> Material for the task
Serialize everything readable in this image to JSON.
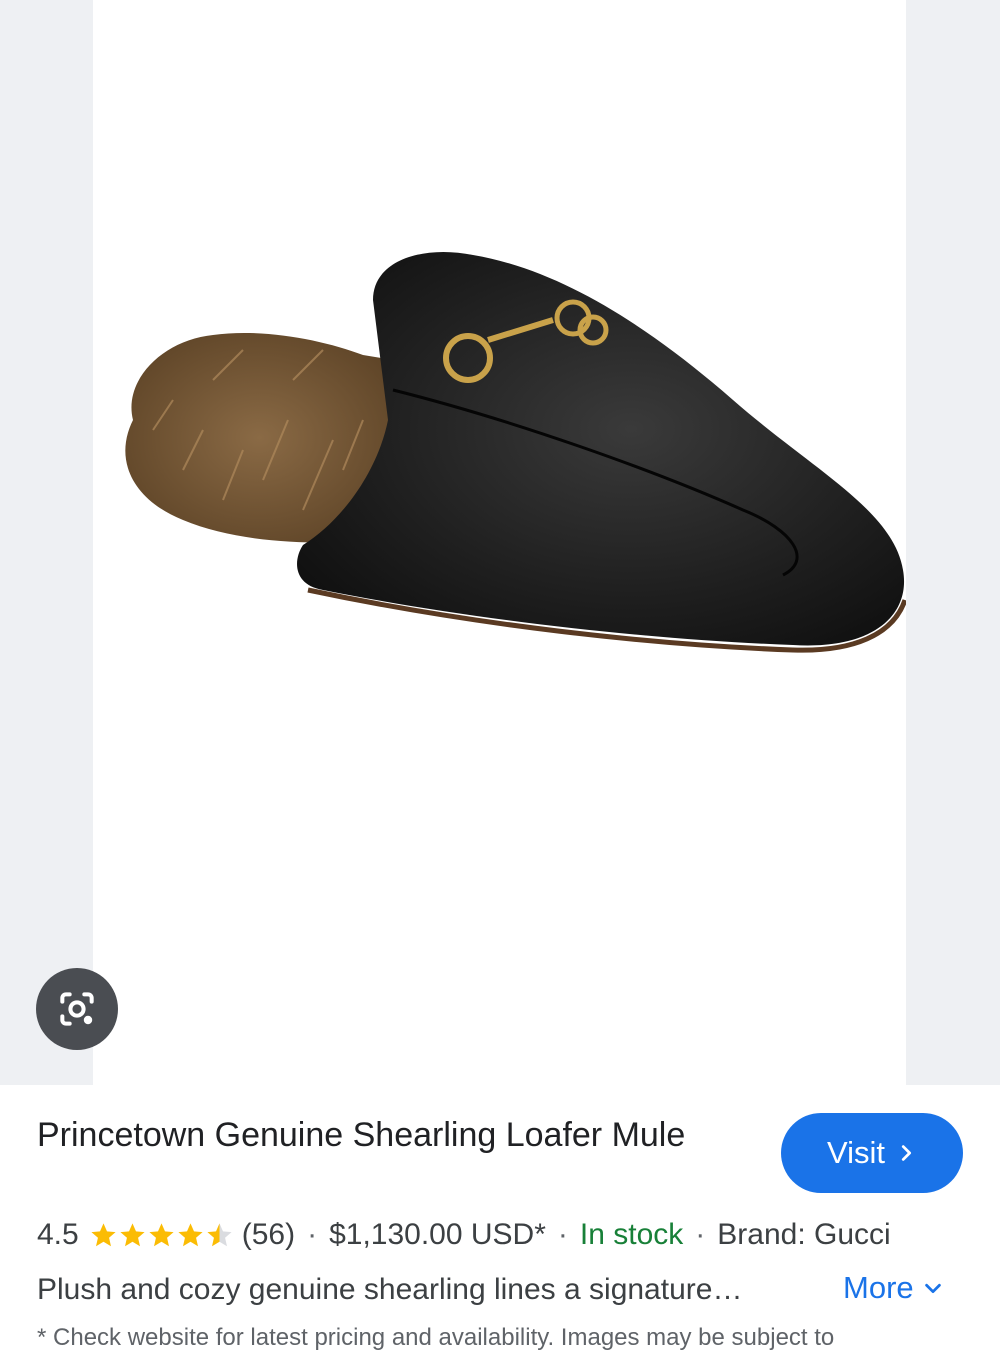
{
  "product": {
    "title": "Princetown Genuine Shearling Loafer Mule",
    "rating": "4.5",
    "rating_value": 4.5,
    "review_count": "(56)",
    "price": "$1,130.00 USD*",
    "availability": "In stock",
    "brand": "Brand: Gucci",
    "description": "Plush and cozy genuine shearling lines a signature…",
    "footnote": "* Check website for latest pricing and availability. Images may be subject to"
  },
  "actions": {
    "visit_label": "Visit",
    "more_label": "More"
  },
  "separator": "·",
  "icons": {
    "lens": "google-lens-icon",
    "visit": "chevron-right-icon",
    "more": "chevron-down-icon",
    "star": "star-icon"
  },
  "colors": {
    "accent": "#1a73e8",
    "in_stock": "#188038",
    "star": "#fbbc04"
  }
}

> Directions for this task
Your task is to repeat the material above exactly, without its pictures.

> Answer
Serialize everything readable in this image to JSON.
{
  "product": {
    "title": "Princetown Genuine Shearling Loafer Mule",
    "rating": "4.5",
    "rating_value": 4.5,
    "review_count": "(56)",
    "price": "$1,130.00 USD*",
    "availability": "In stock",
    "brand": "Brand: Gucci",
    "description": "Plush and cozy genuine shearling lines a signature…",
    "footnote": "* Check website for latest pricing and availability. Images may be subject to"
  },
  "actions": {
    "visit_label": "Visit",
    "more_label": "More"
  },
  "separator": "·",
  "icons": {
    "lens": "google-lens-icon",
    "visit": "chevron-right-icon",
    "more": "chevron-down-icon",
    "star": "star-icon"
  },
  "colors": {
    "accent": "#1a73e8",
    "in_stock": "#188038",
    "star": "#fbbc04"
  }
}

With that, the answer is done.